■ **TASK STATEMENT**
Retype the material word for word.

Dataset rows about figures
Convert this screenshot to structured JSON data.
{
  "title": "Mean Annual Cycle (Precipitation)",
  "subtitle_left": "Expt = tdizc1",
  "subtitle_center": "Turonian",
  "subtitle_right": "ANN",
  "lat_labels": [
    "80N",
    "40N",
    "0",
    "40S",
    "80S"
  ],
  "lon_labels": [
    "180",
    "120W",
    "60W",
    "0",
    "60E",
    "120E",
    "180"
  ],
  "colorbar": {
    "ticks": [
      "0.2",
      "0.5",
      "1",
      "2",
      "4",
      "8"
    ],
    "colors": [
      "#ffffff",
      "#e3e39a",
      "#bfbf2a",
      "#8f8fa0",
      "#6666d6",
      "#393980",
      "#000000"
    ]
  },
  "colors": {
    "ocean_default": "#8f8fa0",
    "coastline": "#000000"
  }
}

■ **RESULT OF THE TASK**
Convert this screenshot to structured JSON data.
{
  "title": "Mean Annual Cycle (Precipitation)",
  "subtitle_left": "Expt = tdizc1",
  "subtitle_center": "Turonian",
  "subtitle_right": "ANN",
  "lat_labels": [
    "80N",
    "40N",
    "0",
    "40S",
    "80S"
  ],
  "lon_labels": [
    "180",
    "120W",
    "60W",
    "0",
    "60E",
    "120E",
    "180"
  ],
  "colorbar": {
    "ticks": [
      "0.2",
      "0.5",
      "1",
      "2",
      "4",
      "8"
    ],
    "colors": [
      "#ffffff",
      "#e3e39a",
      "#bfbf2a",
      "#8f8fa0",
      "#6666d6",
      "#393980",
      "#000000"
    ]
  },
  "colors": {
    "ocean_default": "#8f8fa0",
    "coastline": "#000000"
  }
}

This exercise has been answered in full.